_WHAT THE TASK ASKS:_
From the listing below, extract each entry exactly as written, minus the images.

§

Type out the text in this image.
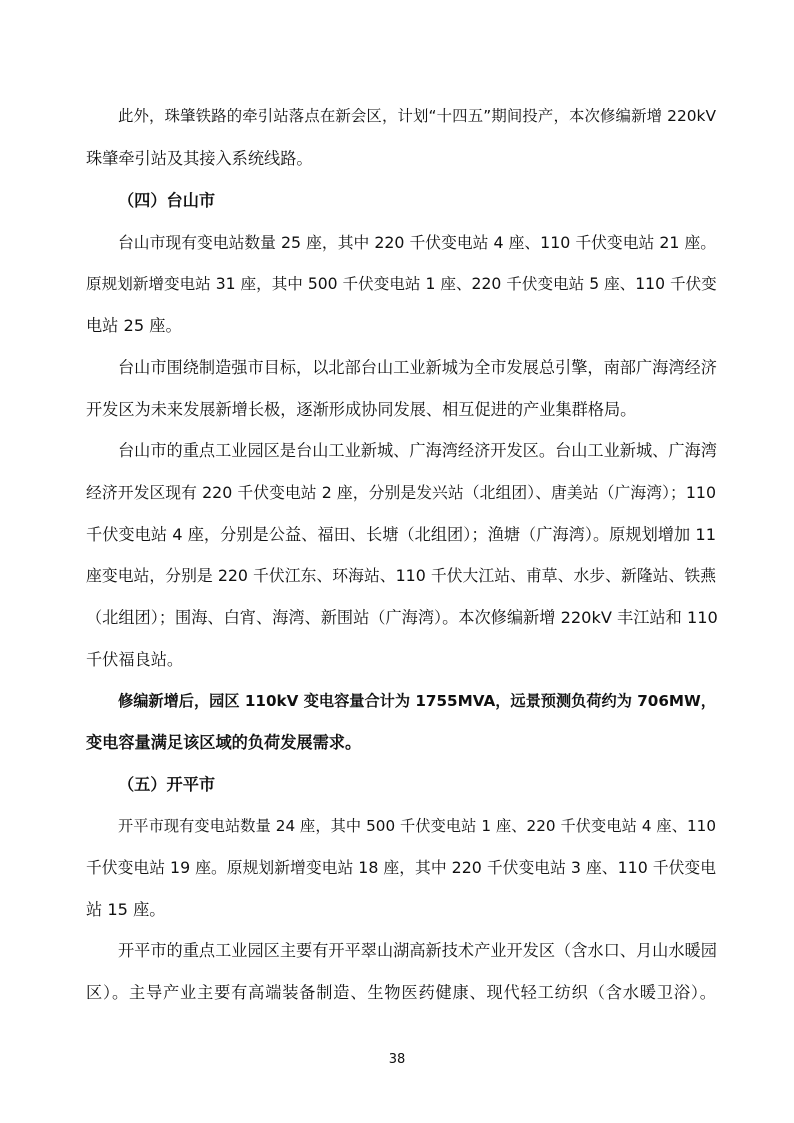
此外，珠肇铁路的牵引站落点在新会区，计划“十四五”期间投产，本次修编新增 220kV
珠肇牵引站及其接入系统线路。
（四）台山市
台山市现有变电站数量 25 座，其中 220 千伏变电站 4 座、110 千伏变电站 21 座。
原规划新增变电站 31 座，其中 500 千伏变电站 1 座、220 千伏变电站 5 座、110 千伏变
电站 25 座。
台山市围绕制造强市目标，以北部台山工业新城为全市发展总引擎，南部广海湾经济
开发区为未来发展新增长极，逐渐形成协同发展、相互促进的产业集群格局。
台山市的重点工业园区是台山工业新城、广海湾经济开发区。台山工业新城、广海湾
经济开发区现有 220 千伏变电站 2 座，分别是发兴站（北组团）、唐美站（广海湾）；110
千伏变电站 4 座，分别是公益、福田、长塘（北组团）；渔塘（广海湾）。原规划增加 11
座变电站，分别是 220 千伏江东、环海站、110 千伏大江站、甫草、水步、新隆站、铁燕
（北组团）；围海、白宵、海湾、新围站（广海湾）。本次修编新增 220kV 丰江站和 110
千伏福良站。
修编新增后，园区 110kV 变电容量合计为 1755MVA，远景预测负荷约为 706MW，
变电容量满足该区域的负荷发展需求。
（五）开平市
开平市现有变电站数量 24 座，其中 500 千伏变电站 1 座、220 千伏变电站 4 座、110
千伏变电站 19 座。原规划新增变电站 18 座，其中 220 千伏变电站 3 座、110 千伏变电
站 15 座。
开平市的重点工业园区主要有开平翠山湖高新技术产业开发区（含水口、月山水暖园
区）。主导产业主要有高端装备制造、生物医药健康、现代轻工纺织（含水暖卫浴）。
38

§

_WRITTEN ANSWER:_
Type out the text in this image.
此外，珠肇铁路的牵引站落点在新会区，计划“十四五”期间投产，本次修编新增 220kV
珠肇牵引站及其接入系统线路。
（四）台山市
台山市现有变电站数量 25 座，其中 220 千伏变电站 4 座、110 千伏变电站 21 座。
原规划新增变电站 31 座，其中 500 千伏变电站 1 座、220 千伏变电站 5 座、110 千伏变
电站 25 座。
台山市围绕制造强市目标，以北部台山工业新城为全市发展总引擎，南部广海湾经济
开发区为未来发展新增长极，逐渐形成协同发展、相互促进的产业集群格局。
台山市的重点工业园区是台山工业新城、广海湾经济开发区。台山工业新城、广海湾
经济开发区现有 220 千伏变电站 2 座，分别是发兴站（北组团）、唐美站（广海湾）；110
千伏变电站 4 座，分别是公益、福田、长塘（北组团）；渔塘（广海湾）。原规划增加 11
座变电站，分别是 220 千伏江东、环海站、110 千伏大江站、甫草、水步、新隆站、铁燕
（北组团）；围海、白宵、海湾、新围站（广海湾）。本次修编新增 220kV 丰江站和 110
千伏福良站。
修编新增后，园区 110kV 变电容量合计为 1755MVA，远景预测负荷约为 706MW，
变电容量满足该区域的负荷发展需求。
（五）开平市
开平市现有变电站数量 24 座，其中 500 千伏变电站 1 座、220 千伏变电站 4 座、110
千伏变电站 19 座。原规划新增变电站 18 座，其中 220 千伏变电站 3 座、110 千伏变电
站 15 座。
开平市的重点工业园区主要有开平翠山湖高新技术产业开发区（含水口、月山水暖园
区）。主导产业主要有高端装备制造、生物医药健康、现代轻工纺织（含水暖卫浴）。
38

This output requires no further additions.